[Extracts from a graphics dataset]
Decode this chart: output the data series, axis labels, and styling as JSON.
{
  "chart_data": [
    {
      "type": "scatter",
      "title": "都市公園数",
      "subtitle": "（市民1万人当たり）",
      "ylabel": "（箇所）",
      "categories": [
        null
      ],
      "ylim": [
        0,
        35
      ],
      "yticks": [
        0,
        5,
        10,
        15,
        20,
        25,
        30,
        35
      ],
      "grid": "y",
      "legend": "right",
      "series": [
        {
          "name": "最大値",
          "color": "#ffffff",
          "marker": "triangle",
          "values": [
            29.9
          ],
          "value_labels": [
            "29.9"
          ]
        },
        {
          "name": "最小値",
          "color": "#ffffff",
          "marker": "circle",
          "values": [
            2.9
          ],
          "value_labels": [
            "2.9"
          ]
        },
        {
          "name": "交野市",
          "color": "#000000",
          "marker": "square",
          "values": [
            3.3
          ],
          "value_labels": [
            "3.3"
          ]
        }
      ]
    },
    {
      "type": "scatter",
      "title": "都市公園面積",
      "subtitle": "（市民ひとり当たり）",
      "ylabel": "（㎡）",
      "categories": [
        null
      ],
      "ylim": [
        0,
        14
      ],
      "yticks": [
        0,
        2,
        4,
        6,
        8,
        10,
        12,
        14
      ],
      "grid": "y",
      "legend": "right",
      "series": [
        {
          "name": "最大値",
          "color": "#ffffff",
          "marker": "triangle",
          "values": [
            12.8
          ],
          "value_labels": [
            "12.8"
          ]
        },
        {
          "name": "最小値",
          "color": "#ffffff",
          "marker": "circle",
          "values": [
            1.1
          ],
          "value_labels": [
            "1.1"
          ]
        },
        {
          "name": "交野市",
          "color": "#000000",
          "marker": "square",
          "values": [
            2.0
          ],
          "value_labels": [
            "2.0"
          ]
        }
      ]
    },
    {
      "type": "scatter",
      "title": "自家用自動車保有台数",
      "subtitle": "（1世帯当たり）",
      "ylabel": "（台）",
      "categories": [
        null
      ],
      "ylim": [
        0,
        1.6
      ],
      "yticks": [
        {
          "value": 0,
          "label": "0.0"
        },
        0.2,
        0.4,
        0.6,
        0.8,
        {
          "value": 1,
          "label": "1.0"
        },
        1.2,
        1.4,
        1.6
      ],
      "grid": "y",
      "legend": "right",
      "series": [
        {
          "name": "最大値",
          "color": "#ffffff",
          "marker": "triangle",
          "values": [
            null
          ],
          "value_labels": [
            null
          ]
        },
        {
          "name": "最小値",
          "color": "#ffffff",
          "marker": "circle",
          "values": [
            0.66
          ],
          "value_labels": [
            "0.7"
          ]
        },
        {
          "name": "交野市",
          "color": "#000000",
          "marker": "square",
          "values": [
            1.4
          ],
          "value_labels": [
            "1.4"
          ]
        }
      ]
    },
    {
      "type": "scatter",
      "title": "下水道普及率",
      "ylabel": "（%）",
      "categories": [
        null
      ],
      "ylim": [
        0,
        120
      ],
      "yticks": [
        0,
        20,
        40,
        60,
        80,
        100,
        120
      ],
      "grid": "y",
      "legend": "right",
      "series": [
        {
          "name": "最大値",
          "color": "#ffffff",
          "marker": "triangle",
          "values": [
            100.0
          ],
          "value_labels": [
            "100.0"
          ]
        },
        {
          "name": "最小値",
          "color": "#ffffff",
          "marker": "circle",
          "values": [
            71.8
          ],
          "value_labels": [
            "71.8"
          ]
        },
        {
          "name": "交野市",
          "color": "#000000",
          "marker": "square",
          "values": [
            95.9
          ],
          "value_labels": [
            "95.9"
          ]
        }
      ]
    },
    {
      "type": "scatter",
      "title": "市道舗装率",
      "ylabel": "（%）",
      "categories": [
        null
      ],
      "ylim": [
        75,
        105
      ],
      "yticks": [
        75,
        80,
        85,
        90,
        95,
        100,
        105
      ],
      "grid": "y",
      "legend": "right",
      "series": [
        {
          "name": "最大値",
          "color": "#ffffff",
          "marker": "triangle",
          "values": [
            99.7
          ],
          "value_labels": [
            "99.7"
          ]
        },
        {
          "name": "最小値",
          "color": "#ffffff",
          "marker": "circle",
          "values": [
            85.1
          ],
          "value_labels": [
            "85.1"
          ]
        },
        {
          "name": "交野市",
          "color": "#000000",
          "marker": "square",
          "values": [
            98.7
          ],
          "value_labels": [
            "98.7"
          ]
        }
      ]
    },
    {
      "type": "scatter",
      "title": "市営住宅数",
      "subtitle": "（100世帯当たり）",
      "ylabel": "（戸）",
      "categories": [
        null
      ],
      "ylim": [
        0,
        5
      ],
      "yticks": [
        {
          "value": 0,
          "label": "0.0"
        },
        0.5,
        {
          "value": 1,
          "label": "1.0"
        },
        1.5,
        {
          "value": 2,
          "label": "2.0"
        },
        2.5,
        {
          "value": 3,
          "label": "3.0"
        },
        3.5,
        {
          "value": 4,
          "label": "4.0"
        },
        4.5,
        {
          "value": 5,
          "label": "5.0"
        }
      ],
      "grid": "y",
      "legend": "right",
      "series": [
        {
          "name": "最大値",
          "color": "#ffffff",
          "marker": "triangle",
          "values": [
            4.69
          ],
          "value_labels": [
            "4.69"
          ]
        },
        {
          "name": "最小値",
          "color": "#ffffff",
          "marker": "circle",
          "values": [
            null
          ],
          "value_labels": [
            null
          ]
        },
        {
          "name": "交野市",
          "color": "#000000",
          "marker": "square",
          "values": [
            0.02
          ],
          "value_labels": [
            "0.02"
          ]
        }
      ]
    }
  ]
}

● **TASK DETAILS**
Set out the complete listing exactly as shown.

● **EXPECTED ANSWER**
Decode this chart: output the data series, axis labels, and styling as JSON.
{
  "chart_data": [
    {
      "type": "scatter",
      "title": "都市公園数",
      "subtitle": "（市民1万人当たり）",
      "ylabel": "（箇所）",
      "categories": [
        null
      ],
      "ylim": [
        0,
        35
      ],
      "yticks": [
        0,
        5,
        10,
        15,
        20,
        25,
        30,
        35
      ],
      "grid": "y",
      "legend": "right",
      "series": [
        {
          "name": "最大値",
          "color": "#ffffff",
          "marker": "triangle",
          "values": [
            29.9
          ],
          "value_labels": [
            "29.9"
          ]
        },
        {
          "name": "最小値",
          "color": "#ffffff",
          "marker": "circle",
          "values": [
            2.9
          ],
          "value_labels": [
            "2.9"
          ]
        },
        {
          "name": "交野市",
          "color": "#000000",
          "marker": "square",
          "values": [
            3.3
          ],
          "value_labels": [
            "3.3"
          ]
        }
      ]
    },
    {
      "type": "scatter",
      "title": "都市公園面積",
      "subtitle": "（市民ひとり当たり）",
      "ylabel": "（㎡）",
      "categories": [
        null
      ],
      "ylim": [
        0,
        14
      ],
      "yticks": [
        0,
        2,
        4,
        6,
        8,
        10,
        12,
        14
      ],
      "grid": "y",
      "legend": "right",
      "series": [
        {
          "name": "最大値",
          "color": "#ffffff",
          "marker": "triangle",
          "values": [
            12.8
          ],
          "value_labels": [
            "12.8"
          ]
        },
        {
          "name": "最小値",
          "color": "#ffffff",
          "marker": "circle",
          "values": [
            1.1
          ],
          "value_labels": [
            "1.1"
          ]
        },
        {
          "name": "交野市",
          "color": "#000000",
          "marker": "square",
          "values": [
            2.0
          ],
          "value_labels": [
            "2.0"
          ]
        }
      ]
    },
    {
      "type": "scatter",
      "title": "自家用自動車保有台数",
      "subtitle": "（1世帯当たり）",
      "ylabel": "（台）",
      "categories": [
        null
      ],
      "ylim": [
        0,
        1.6
      ],
      "yticks": [
        {
          "value": 0,
          "label": "0.0"
        },
        0.2,
        0.4,
        0.6,
        0.8,
        {
          "value": 1,
          "label": "1.0"
        },
        1.2,
        1.4,
        1.6
      ],
      "grid": "y",
      "legend": "right",
      "series": [
        {
          "name": "最大値",
          "color": "#ffffff",
          "marker": "triangle",
          "values": [
            null
          ],
          "value_labels": [
            null
          ]
        },
        {
          "name": "最小値",
          "color": "#ffffff",
          "marker": "circle",
          "values": [
            0.66
          ],
          "value_labels": [
            "0.7"
          ]
        },
        {
          "name": "交野市",
          "color": "#000000",
          "marker": "square",
          "values": [
            1.4
          ],
          "value_labels": [
            "1.4"
          ]
        }
      ]
    },
    {
      "type": "scatter",
      "title": "下水道普及率",
      "ylabel": "（%）",
      "categories": [
        null
      ],
      "ylim": [
        0,
        120
      ],
      "yticks": [
        0,
        20,
        40,
        60,
        80,
        100,
        120
      ],
      "grid": "y",
      "legend": "right",
      "series": [
        {
          "name": "最大値",
          "color": "#ffffff",
          "marker": "triangle",
          "values": [
            100.0
          ],
          "value_labels": [
            "100.0"
          ]
        },
        {
          "name": "最小値",
          "color": "#ffffff",
          "marker": "circle",
          "values": [
            71.8
          ],
          "value_labels": [
            "71.8"
          ]
        },
        {
          "name": "交野市",
          "color": "#000000",
          "marker": "square",
          "values": [
            95.9
          ],
          "value_labels": [
            "95.9"
          ]
        }
      ]
    },
    {
      "type": "scatter",
      "title": "市道舗装率",
      "ylabel": "（%）",
      "categories": [
        null
      ],
      "ylim": [
        75,
        105
      ],
      "yticks": [
        75,
        80,
        85,
        90,
        95,
        100,
        105
      ],
      "grid": "y",
      "legend": "right",
      "series": [
        {
          "name": "最大値",
          "color": "#ffffff",
          "marker": "triangle",
          "values": [
            99.7
          ],
          "value_labels": [
            "99.7"
          ]
        },
        {
          "name": "最小値",
          "color": "#ffffff",
          "marker": "circle",
          "values": [
            85.1
          ],
          "value_labels": [
            "85.1"
          ]
        },
        {
          "name": "交野市",
          "color": "#000000",
          "marker": "square",
          "values": [
            98.7
          ],
          "value_labels": [
            "98.7"
          ]
        }
      ]
    },
    {
      "type": "scatter",
      "title": "市営住宅数",
      "subtitle": "（100世帯当たり）",
      "ylabel": "（戸）",
      "categories": [
        null
      ],
      "ylim": [
        0,
        5
      ],
      "yticks": [
        {
          "value": 0,
          "label": "0.0"
        },
        0.5,
        {
          "value": 1,
          "label": "1.0"
        },
        1.5,
        {
          "value": 2,
          "label": "2.0"
        },
        2.5,
        {
          "value": 3,
          "label": "3.0"
        },
        3.5,
        {
          "value": 4,
          "label": "4.0"
        },
        4.5,
        {
          "value": 5,
          "label": "5.0"
        }
      ],
      "grid": "y",
      "legend": "right",
      "series": [
        {
          "name": "最大値",
          "color": "#ffffff",
          "marker": "triangle",
          "values": [
            4.69
          ],
          "value_labels": [
            "4.69"
          ]
        },
        {
          "name": "最小値",
          "color": "#ffffff",
          "marker": "circle",
          "values": [
            null
          ],
          "value_labels": [
            null
          ]
        },
        {
          "name": "交野市",
          "color": "#000000",
          "marker": "square",
          "values": [
            0.02
          ],
          "value_labels": [
            "0.02"
          ]
        }
      ]
    }
  ]
}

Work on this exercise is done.